#### Directive
Review the material line by line. Identify and copy every line that contains the string "Allah".

#### Stored items from a collection
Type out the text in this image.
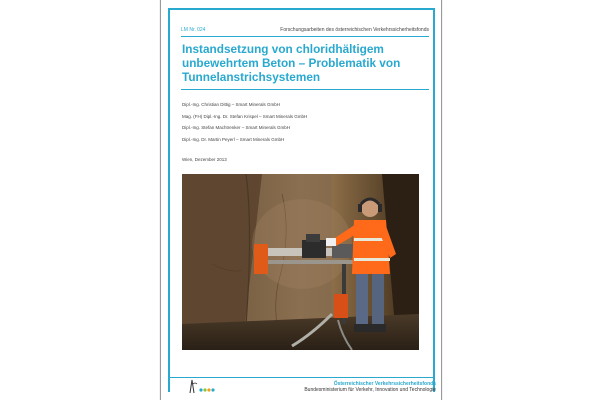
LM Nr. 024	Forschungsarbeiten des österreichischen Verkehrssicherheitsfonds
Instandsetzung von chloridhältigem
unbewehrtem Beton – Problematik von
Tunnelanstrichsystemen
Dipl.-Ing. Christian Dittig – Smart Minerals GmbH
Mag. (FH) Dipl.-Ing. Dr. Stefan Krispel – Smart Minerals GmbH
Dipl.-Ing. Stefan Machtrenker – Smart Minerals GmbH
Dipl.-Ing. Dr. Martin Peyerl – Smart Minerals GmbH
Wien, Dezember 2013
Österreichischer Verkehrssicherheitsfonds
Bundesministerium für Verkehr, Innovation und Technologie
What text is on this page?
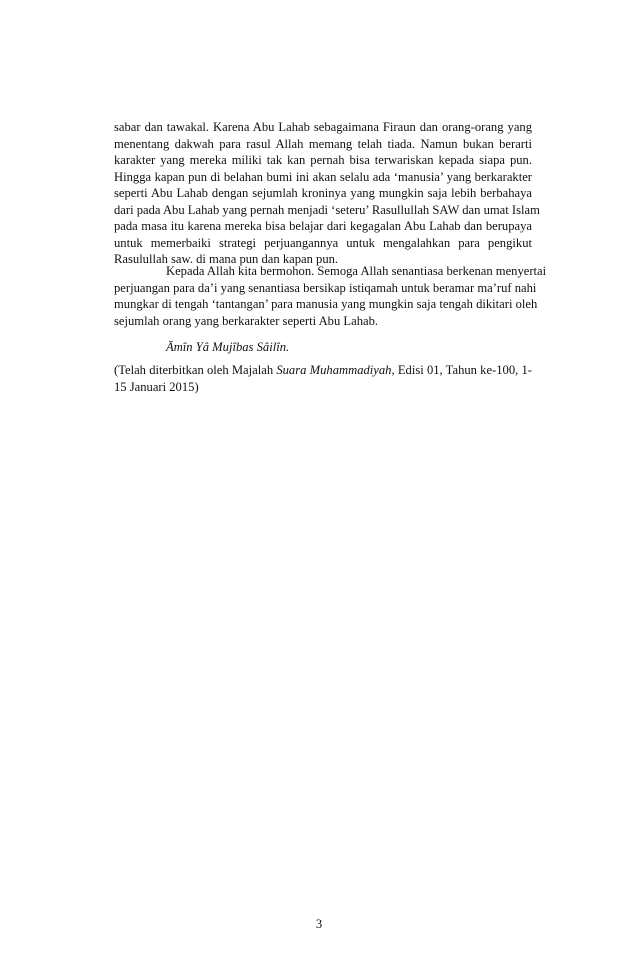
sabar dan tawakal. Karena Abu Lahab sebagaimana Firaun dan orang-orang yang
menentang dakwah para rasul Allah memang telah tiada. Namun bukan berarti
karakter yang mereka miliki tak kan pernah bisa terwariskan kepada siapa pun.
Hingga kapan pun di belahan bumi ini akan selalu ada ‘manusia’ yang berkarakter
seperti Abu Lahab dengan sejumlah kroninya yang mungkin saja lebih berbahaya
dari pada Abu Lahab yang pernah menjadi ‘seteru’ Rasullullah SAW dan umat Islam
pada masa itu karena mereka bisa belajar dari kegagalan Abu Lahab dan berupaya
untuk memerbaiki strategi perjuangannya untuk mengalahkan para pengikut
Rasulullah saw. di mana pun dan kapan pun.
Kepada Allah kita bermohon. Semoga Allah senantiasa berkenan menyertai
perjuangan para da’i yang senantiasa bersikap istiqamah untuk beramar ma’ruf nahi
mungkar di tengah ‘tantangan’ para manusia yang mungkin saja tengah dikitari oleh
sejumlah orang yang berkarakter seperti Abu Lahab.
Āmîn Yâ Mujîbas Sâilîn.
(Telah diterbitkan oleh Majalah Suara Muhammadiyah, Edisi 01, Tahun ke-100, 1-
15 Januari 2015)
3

==

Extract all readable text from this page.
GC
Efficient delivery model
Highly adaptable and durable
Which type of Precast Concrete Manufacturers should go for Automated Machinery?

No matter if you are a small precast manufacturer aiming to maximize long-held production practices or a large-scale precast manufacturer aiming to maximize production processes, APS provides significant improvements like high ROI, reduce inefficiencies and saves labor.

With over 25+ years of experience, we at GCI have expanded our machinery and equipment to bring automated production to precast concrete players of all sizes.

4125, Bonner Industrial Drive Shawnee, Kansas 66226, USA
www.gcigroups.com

#### The response
menentang dakwah para rasul Allah memang telah tiada. Namun bukan berarti
Kepada Allah kita bermohon. Semoga Allah senantiasa berkenan menyertai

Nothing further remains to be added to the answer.